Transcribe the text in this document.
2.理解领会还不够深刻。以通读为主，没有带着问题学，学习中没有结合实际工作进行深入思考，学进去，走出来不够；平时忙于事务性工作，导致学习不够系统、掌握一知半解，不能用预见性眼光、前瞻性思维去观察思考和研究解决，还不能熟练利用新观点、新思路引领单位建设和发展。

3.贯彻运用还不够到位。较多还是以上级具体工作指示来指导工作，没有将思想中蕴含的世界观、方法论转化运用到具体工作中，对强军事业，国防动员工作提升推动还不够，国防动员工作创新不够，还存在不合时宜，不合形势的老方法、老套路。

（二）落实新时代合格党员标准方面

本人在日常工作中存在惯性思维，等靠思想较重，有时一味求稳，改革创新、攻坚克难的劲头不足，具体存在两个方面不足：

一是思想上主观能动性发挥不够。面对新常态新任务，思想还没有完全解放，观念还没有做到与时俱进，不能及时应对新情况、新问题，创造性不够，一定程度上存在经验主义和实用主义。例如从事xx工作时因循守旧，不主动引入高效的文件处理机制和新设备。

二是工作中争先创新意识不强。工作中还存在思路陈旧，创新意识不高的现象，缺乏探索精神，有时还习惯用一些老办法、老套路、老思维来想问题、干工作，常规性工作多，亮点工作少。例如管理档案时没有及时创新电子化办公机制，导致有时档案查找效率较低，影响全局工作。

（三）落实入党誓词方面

-----

Exercise brief >>
Transcribe the data above in full, exactly.

Full solution >>
Transcribe the text in this document.
2.理解领会还不够深刻。以通读为主，没有带着问题学，学习中没有结合实际工作进行深入思考，学进去，走出来不够；平时忙于事务性工作，导致学习不够系统、掌握一知半解，不能用预见性眼光、前瞻性思维去观察思考和研究解决，还不能熟练利用新观点、新思路引领单位建设和发展。

3.贯彻运用还不够到位。较多还是以上级具体工作指示来指导工作，没有将思想中蕴含的世界观、方法论转化运用到具体工作中，对强军事业，国防动员工作提升推动还不够，国防动员工作创新不够，还存在不合时宜，不合形势的老方法、老套路。

（二）落实新时代合格党员标准方面

本人在日常工作中存在惯性思维，等靠思想较重，有时一味求稳，改革创新、攻坚克难的劲头不足，具体存在两个方面不足：

一是思想上主观能动性发挥不够。面对新常态新任务，思想还没有完全解放，观念还没有做到与时俱进，不能及时应对新情况、新问题，创造性不够，一定程度上存在经验主义和实用主义。例如从事xx工作时因循守旧，不主动引入高效的文件处理机制和新设备。

二是工作中争先创新意识不强。工作中还存在思路陈旧，创新意识不高的现象，缺乏探索精神，有时还习惯用一些老办法、老套路、老思维来想问题、干工作，常规性工作多，亮点工作少。例如管理档案时没有及时创新电子化办公机制，导致有时档案查找效率较低，影响全局工作。

（三）落实入党誓词方面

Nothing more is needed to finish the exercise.